(Given problem) Find the string "between" in the entries and copy each line that has it.

****************************************

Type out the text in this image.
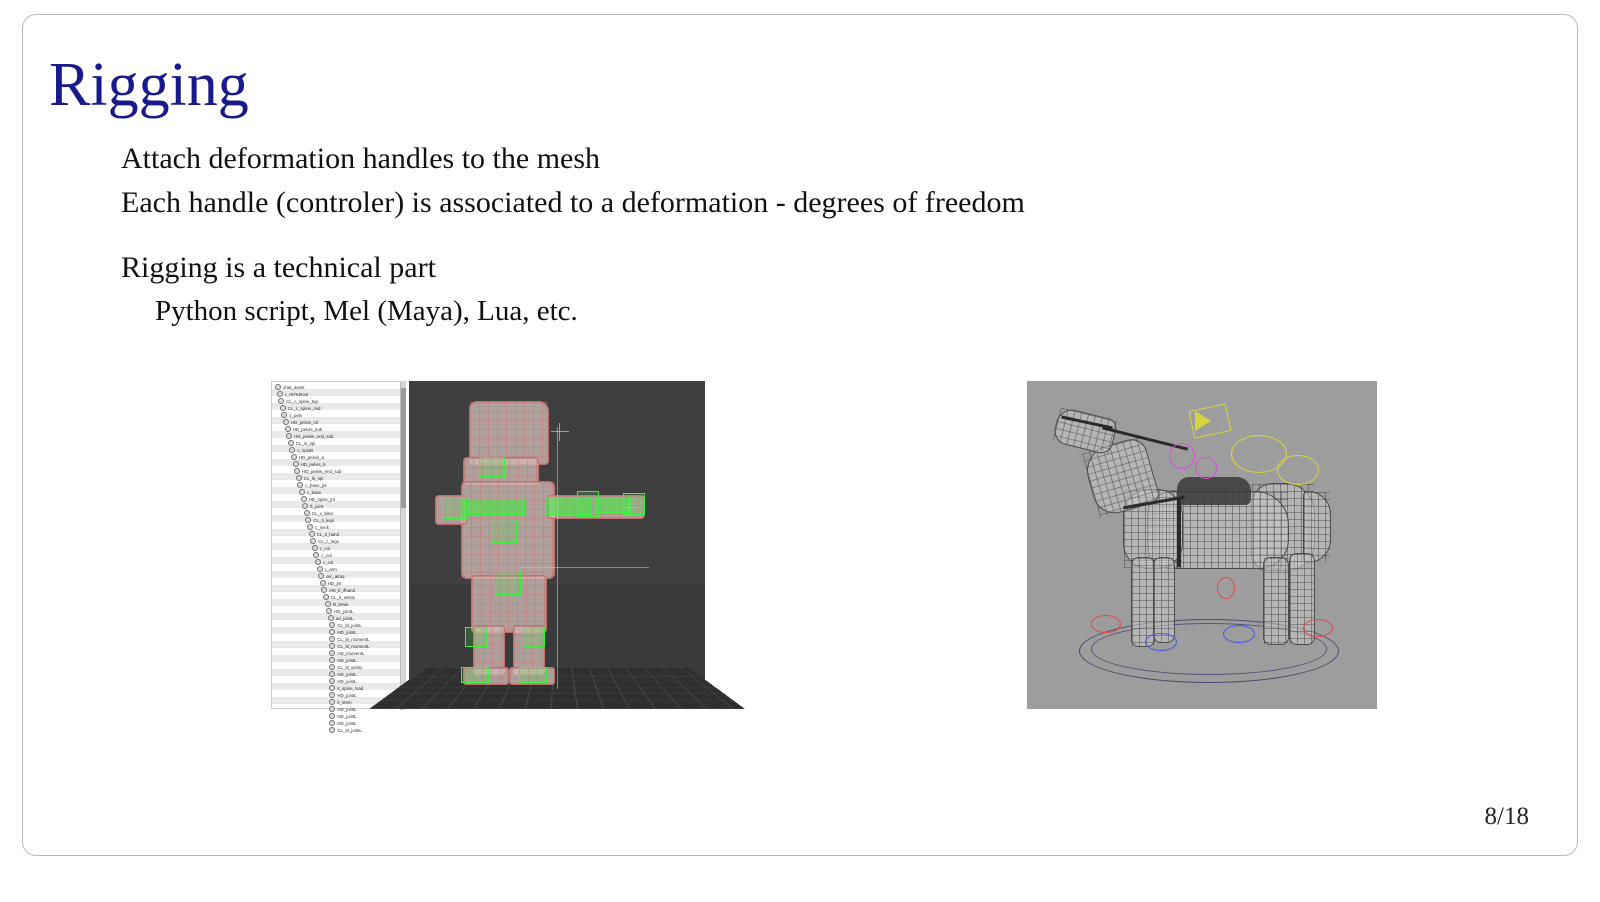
Rigging
Attach deformation handles to the mesh
Each handle (controler) is associated to a deformation - degrees of freedom
Rigging is a technical part
Python script, Mel (Maya), Lua, etc.
char_asset
c_IKFKRoot
CL_c_spine_top
CL_c_spine_mid
c_pelv
HD_pelvis_ctl
HD_pelvis_sub
HD_pelvis_end_sub
CL_in_spi
c_spinB
HD_pelvis_a
HD_pelvis_b
HD_pelvis_end_sub
CL_hi_spi
c_base_jnt
c_base
HD_spine_jnt
ft_joint
CL_c_bind
CL_ti_legs
c_neck
CL_ti_hand
CL_c_legs
c_col
c_col
c_col
c_arm
arc_atmq
HD_jnt
HD_b_ifhand
CL_ti_wristL
bl_brain
HD_jointL
ad_jointL
CL_bl_jointL
HD_jointL
CL_bl_momentL
CL_bl_momentL
HD_momentL
HD_jointL
CL_bl_wristL
HD_jointL
HD_jointL
it_spine_load
HD_jointL
it_stem
HD_jointL
HD_jointL
HD_jointL
CL_bl_jointL
8/18
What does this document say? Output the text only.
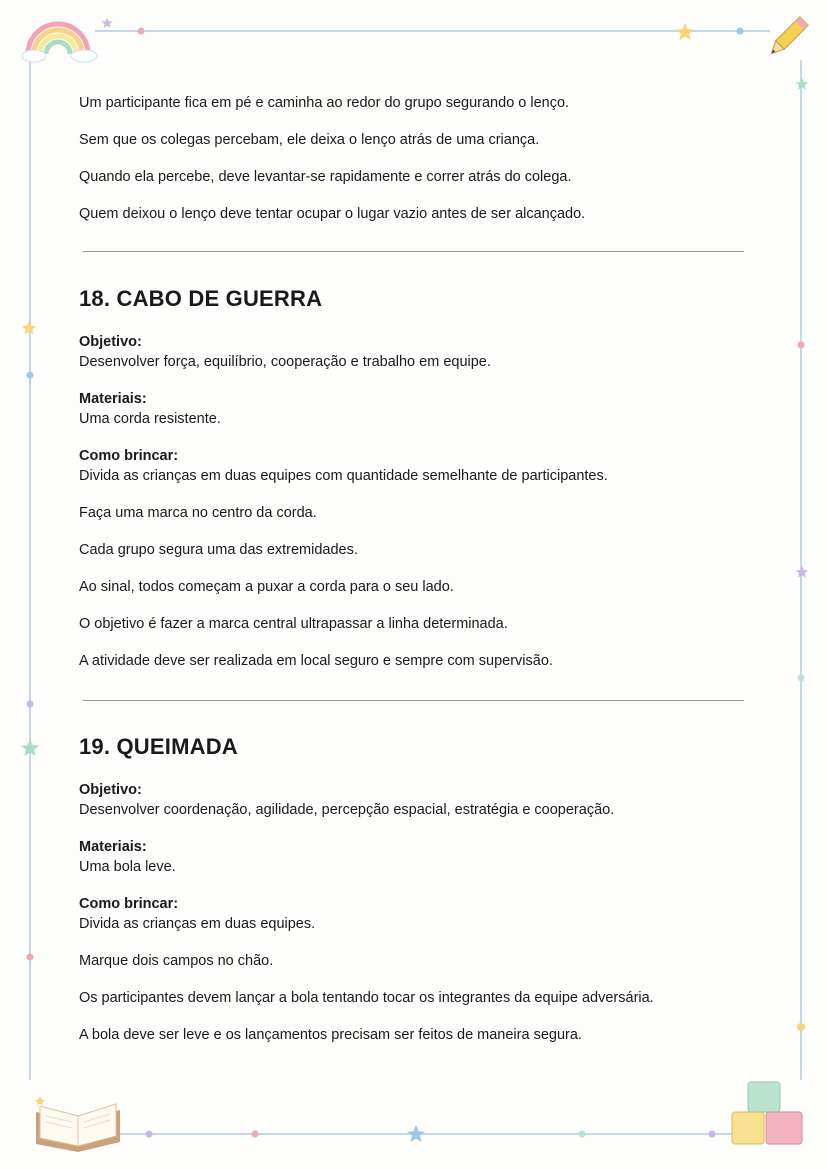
Um participante fica em pé e caminha ao redor do grupo segurando o lenço.

Sem que os colegas percebam, ele deixa o lenço atrás de uma criança.

Quando ela percebe, deve levantar-se rapidamente e correr atrás do colega.

Quem deixou o lenço deve tentar ocupar o lugar vazio antes de ser alcançado.

18. CABO DE GUERRA

Objetivo:

Desenvolver força, equilíbrio, cooperação e trabalho em equipe.

Materiais:

Uma corda resistente.

Como brincar:

Divida as crianças em duas equipes com quantidade semelhante de participantes.

Faça uma marca no centro da corda.

Cada grupo segura uma das extremidades.

Ao sinal, todos começam a puxar a corda para o seu lado.

O objetivo é fazer a marca central ultrapassar a linha determinada.

A atividade deve ser realizada em local seguro e sempre com supervisão.

19. QUEIMADA

Objetivo:

Desenvolver coordenação, agilidade, percepção espacial, estratégia e cooperação.

Materiais:

Uma bola leve.

Como brincar:

Divida as crianças em duas equipes.

Marque dois campos no chão.

Os participantes devem lançar a bola tentando tocar os integrantes da equipe adversária.

A bola deve ser leve e os lançamentos precisam ser feitos de maneira segura.
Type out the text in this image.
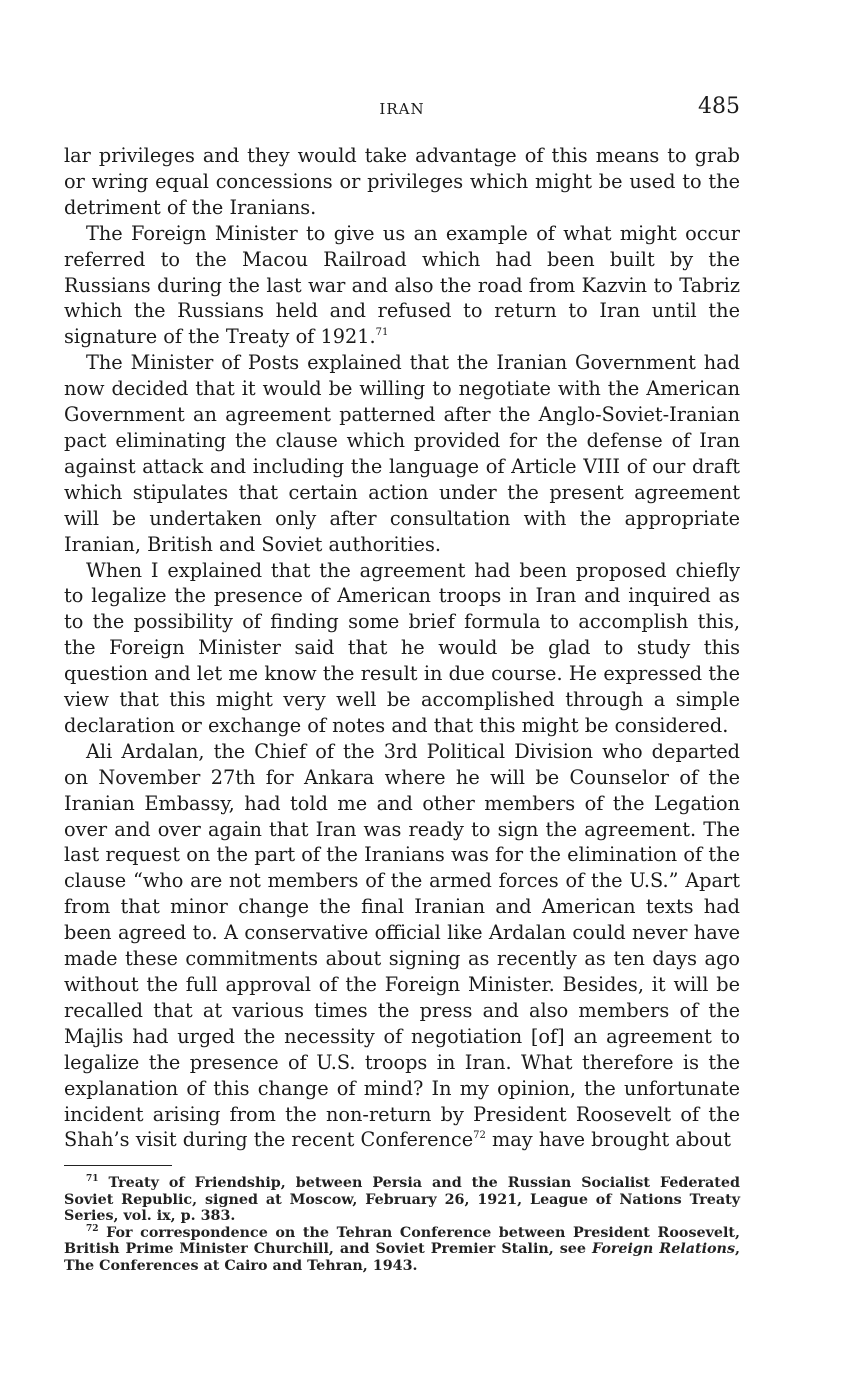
IRAN	485

lar privileges and they would take advantage of this means to grab or wring equal concessions or privileges which might be used to the detriment of the Iranians.

The Foreign Minister to give us an example of what might occur referred to the Macou Railroad which had been built by the Russians during the last war and also the road from Kazvin to Tabriz which the Russians held and refused to return to Iran until the signature of the Treaty of 1921.71

The Minister of Posts explained that the Iranian Government had now decided that it would be willing to negotiate with the American Government an agreement patterned after the Anglo-Soviet-Iranian pact eliminating the clause which provided for the defense of Iran against attack and including the language of Article VIII of our draft which stipulates that certain action under the present agreement will be undertaken only after consultation with the appropriate Iranian, British and Soviet authorities.

When I explained that the agreement had been proposed chiefly to legalize the presence of American troops in Iran and inquired as to the possibility of finding some brief formula to accomplish this, the Foreign Minister said that he would be glad to study this question and let me know the result in due course. He expressed the view that this might very well be accomplished through a simple declaration or exchange of notes and that this might be considered.

Ali Ardalan, the Chief of the 3rd Political Division who departed on November 27th for Ankara where he will be Counselor of the Iranian Embassy, had told me and other members of the Legation over and over again that Iran was ready to sign the agreement. The last request on the part of the Iranians was for the elimination of the clause “who are not members of the armed forces of the U.S.” Apart from that minor change the final Iranian and American texts had been agreed to. A conservative official like Ardalan could never have made these commitments about signing as recently as ten days ago without the full approval of the Foreign Minister. Besides, it will be recalled that at various times the press and also members of the Majlis had urged the necessity of negotiation [of] an agreement to legalize the presence of U.S. troops in Iran. What therefore is the explanation of this change of mind? In my opinion, the unfortunate incident arising from the non-return by President Roosevelt of the Shah’s visit during the recent Conference$^{72}$ may have brought about

$^{71}$ Treaty of Friendship, between Persia and the Russian Socialist Federated Soviet Republic, signed at Moscow, February 26, 1921, League of Nations Treaty Series, vol. ix, p. 383.

$^{72}$ For correspondence on the Tehran Conference between President Roosevelt, British Prime Minister Churchill, and Soviet Premier Stalin, see Foreign Relations, The Conferences at Cairo and Tehran, 1943.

****************************************

(Response below)
$^{71}$ Treaty of Friendship, between Persia and the Russian Socialist Federated Soviet Republic, signed at Moscow, February 26, 1921, League of Nations Treaty Series, vol. ix, p. 383.
$^{72}$ For correspondence on the Tehran Conference between President Roosevelt, British Prime Minister Churchill, and Soviet Premier Stalin, see Foreign Relations, The Conferences at Cairo and Tehran, 1943.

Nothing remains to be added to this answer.